Material supplied:
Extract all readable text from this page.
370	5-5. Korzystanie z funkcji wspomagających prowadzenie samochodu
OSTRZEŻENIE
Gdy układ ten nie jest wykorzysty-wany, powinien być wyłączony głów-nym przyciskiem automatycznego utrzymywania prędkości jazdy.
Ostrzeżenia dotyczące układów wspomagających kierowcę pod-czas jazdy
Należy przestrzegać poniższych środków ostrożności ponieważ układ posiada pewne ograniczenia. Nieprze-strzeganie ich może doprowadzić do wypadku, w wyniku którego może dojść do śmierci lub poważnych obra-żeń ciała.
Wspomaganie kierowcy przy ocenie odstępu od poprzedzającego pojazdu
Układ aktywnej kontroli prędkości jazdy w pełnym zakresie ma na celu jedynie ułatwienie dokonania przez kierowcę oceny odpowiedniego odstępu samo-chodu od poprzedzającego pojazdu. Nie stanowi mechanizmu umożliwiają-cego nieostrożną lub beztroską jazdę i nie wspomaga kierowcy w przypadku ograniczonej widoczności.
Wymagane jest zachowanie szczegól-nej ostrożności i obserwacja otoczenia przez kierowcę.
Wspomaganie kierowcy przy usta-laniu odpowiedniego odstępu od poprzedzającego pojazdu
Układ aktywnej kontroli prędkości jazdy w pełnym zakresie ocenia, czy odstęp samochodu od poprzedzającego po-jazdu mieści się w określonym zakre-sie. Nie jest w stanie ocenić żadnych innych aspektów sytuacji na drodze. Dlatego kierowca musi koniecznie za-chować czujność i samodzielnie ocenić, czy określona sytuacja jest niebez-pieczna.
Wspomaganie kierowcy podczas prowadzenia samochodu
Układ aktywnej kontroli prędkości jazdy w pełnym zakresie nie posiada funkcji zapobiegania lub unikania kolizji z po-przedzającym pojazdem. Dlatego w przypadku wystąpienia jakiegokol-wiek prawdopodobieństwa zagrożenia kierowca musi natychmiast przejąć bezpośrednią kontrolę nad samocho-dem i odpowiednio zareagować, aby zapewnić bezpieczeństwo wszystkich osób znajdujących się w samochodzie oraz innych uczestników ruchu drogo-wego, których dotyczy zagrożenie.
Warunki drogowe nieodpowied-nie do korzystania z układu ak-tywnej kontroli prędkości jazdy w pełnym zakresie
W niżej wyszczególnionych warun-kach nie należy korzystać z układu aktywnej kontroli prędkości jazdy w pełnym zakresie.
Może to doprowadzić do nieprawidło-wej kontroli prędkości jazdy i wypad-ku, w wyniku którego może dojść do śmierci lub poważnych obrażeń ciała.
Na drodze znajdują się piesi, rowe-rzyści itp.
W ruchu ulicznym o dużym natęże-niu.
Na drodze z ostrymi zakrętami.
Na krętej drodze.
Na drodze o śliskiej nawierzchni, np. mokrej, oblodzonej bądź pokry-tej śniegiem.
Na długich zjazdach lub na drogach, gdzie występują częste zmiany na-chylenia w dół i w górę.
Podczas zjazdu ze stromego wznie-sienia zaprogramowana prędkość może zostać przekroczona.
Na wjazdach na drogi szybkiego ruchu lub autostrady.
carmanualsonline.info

Exercise description: Exactly reproduce every line of the records.

Exercise response:
Extract all readable text from this page.
370	5-5. Korzystanie z funkcji wspomagających prowadzenie samochodu
OSTRZEŻENIE
Gdy układ ten nie jest wykorzysty-wany, powinien być wyłączony głów-nym przyciskiem automatycznego utrzymywania prędkości jazdy.
Ostrzeżenia dotyczące układów wspomagających kierowcę pod-czas jazdy
Należy przestrzegać poniższych środków ostrożności ponieważ układ posiada pewne ograniczenia. Nieprze-strzeganie ich może doprowadzić do wypadku, w wyniku którego może dojść do śmierci lub poważnych obra-żeń ciała.
Wspomaganie kierowcy przy ocenie odstępu od poprzedzającego pojazdu
Układ aktywnej kontroli prędkości jazdy w pełnym zakresie ma na celu jedynie ułatwienie dokonania przez kierowcę oceny odpowiedniego odstępu samo-chodu od poprzedzającego pojazdu. Nie stanowi mechanizmu umożliwiają-cego nieostrożną lub beztroską jazdę i nie wspomaga kierowcy w przypadku ograniczonej widoczności.
Wymagane jest zachowanie szczegól-nej ostrożności i obserwacja otoczenia przez kierowcę.
Wspomaganie kierowcy przy usta-laniu odpowiedniego odstępu od poprzedzającego pojazdu
Układ aktywnej kontroli prędkości jazdy w pełnym zakresie ocenia, czy odstęp samochodu od poprzedzającego po-jazdu mieści się w określonym zakre-sie. Nie jest w stanie ocenić żadnych innych aspektów sytuacji na drodze. Dlatego kierowca musi koniecznie za-chować czujność i samodzielnie ocenić, czy określona sytuacja jest niebez-pieczna.
Wspomaganie kierowcy podczas prowadzenia samochodu
Układ aktywnej kontroli prędkości jazdy w pełnym zakresie nie posiada funkcji zapobiegania lub unikania kolizji z po-przedzającym pojazdem. Dlatego w przypadku wystąpienia jakiegokol-wiek prawdopodobieństwa zagrożenia kierowca musi natychmiast przejąć bezpośrednią kontrolę nad samocho-dem i odpowiednio zareagować, aby zapewnić bezpieczeństwo wszystkich osób znajdujących się w samochodzie oraz innych uczestników ruchu drogo-wego, których dotyczy zagrożenie.
Warunki drogowe nieodpowied-nie do korzystania z układu ak-tywnej kontroli prędkości jazdy w pełnym zakresie
W niżej wyszczególnionych warun-kach nie należy korzystać z układu aktywnej kontroli prędkości jazdy w pełnym zakresie.
Może to doprowadzić do nieprawidło-wej kontroli prędkości jazdy i wypad-ku, w wyniku którego może dojść do śmierci lub poważnych obrażeń ciała.
Na drodze znajdują się piesi, rowe-rzyści itp.
W ruchu ulicznym o dużym natęże-niu.
Na drodze z ostrymi zakrętami.
Na krętej drodze.
Na drodze o śliskiej nawierzchni, np. mokrej, oblodzonej bądź pokry-tej śniegiem.
Na długich zjazdach lub na drogach, gdzie występują częste zmiany na-chylenia w dół i w górę.
Podczas zjazdu ze stromego wznie-sienia zaprogramowana prędkość może zostać przekroczona.
Na wjazdach na drogi szybkiego ruchu lub autostrady.
carmanualsonline.info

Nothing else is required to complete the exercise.